## [PROBLEM STATEMENT]
Reproduce the full listing that appears beneath this instruction exactly.

====== RECORDS SUPPLIED ======

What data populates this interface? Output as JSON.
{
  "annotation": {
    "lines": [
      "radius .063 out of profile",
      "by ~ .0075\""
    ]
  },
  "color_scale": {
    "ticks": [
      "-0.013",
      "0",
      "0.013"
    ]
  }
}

======

## [RESPONSE]
What data populates this interface? Output as JSON.
{
  "annotation": {
    "lines": [
      "radius .063 out of profile",
      "by ~ .0075\""
    ]
  },
  "color_scale": {
    "ticks": [
      "-0.013",
      "0",
      "0.013"
    ]
  }
}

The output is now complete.